YOUR OBJECTIVE
Write the material out again exactly as it stands.

MATERIAL FOR THE TASK

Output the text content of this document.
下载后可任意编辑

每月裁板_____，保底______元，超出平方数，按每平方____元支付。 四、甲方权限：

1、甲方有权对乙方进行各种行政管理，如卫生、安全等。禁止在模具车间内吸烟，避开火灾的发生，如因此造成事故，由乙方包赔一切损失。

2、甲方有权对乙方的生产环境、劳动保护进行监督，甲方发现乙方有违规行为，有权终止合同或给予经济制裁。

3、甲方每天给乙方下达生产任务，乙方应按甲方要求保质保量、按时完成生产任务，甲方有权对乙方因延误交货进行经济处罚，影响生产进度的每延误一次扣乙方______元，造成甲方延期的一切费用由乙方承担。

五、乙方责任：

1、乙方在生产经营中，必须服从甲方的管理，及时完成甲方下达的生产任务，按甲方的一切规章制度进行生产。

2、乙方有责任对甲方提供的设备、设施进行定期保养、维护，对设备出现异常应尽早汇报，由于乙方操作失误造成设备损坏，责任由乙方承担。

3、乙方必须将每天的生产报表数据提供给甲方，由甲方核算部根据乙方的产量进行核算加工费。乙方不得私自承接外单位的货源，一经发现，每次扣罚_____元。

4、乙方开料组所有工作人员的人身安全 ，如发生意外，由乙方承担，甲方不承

ANSWER TO THIS TASK
Output the text content of this document.
下载后可任意编辑

每月裁板_____，保底______元，超出平方数，按每平方____元支付。 四、甲方权限：

1、甲方有权对乙方进行各种行政管理，如卫生、安全等。禁止在模具车间内吸烟，避开火灾的发生，如因此造成事故，由乙方包赔一切损失。

2、甲方有权对乙方的生产环境、劳动保护进行监督，甲方发现乙方有违规行为，有权终止合同或给予经济制裁。

3、甲方每天给乙方下达生产任务，乙方应按甲方要求保质保量、按时完成生产任务，甲方有权对乙方因延误交货进行经济处罚，影响生产进度的每延误一次扣乙方______元，造成甲方延期的一切费用由乙方承担。

五、乙方责任：

1、乙方在生产经营中，必须服从甲方的管理，及时完成甲方下达的生产任务，按甲方的一切规章制度进行生产。

2、乙方有责任对甲方提供的设备、设施进行定期保养、维护，对设备出现异常应尽早汇报，由于乙方操作失误造成设备损坏，责任由乙方承担。

3、乙方必须将每天的生产报表数据提供给甲方，由甲方核算部根据乙方的产量进行核算加工费。乙方不得私自承接外单位的货源，一经发现，每次扣罚_____元。

4、乙方开料组所有工作人员的人身安全 ，如发生意外，由乙方承担，甲方不承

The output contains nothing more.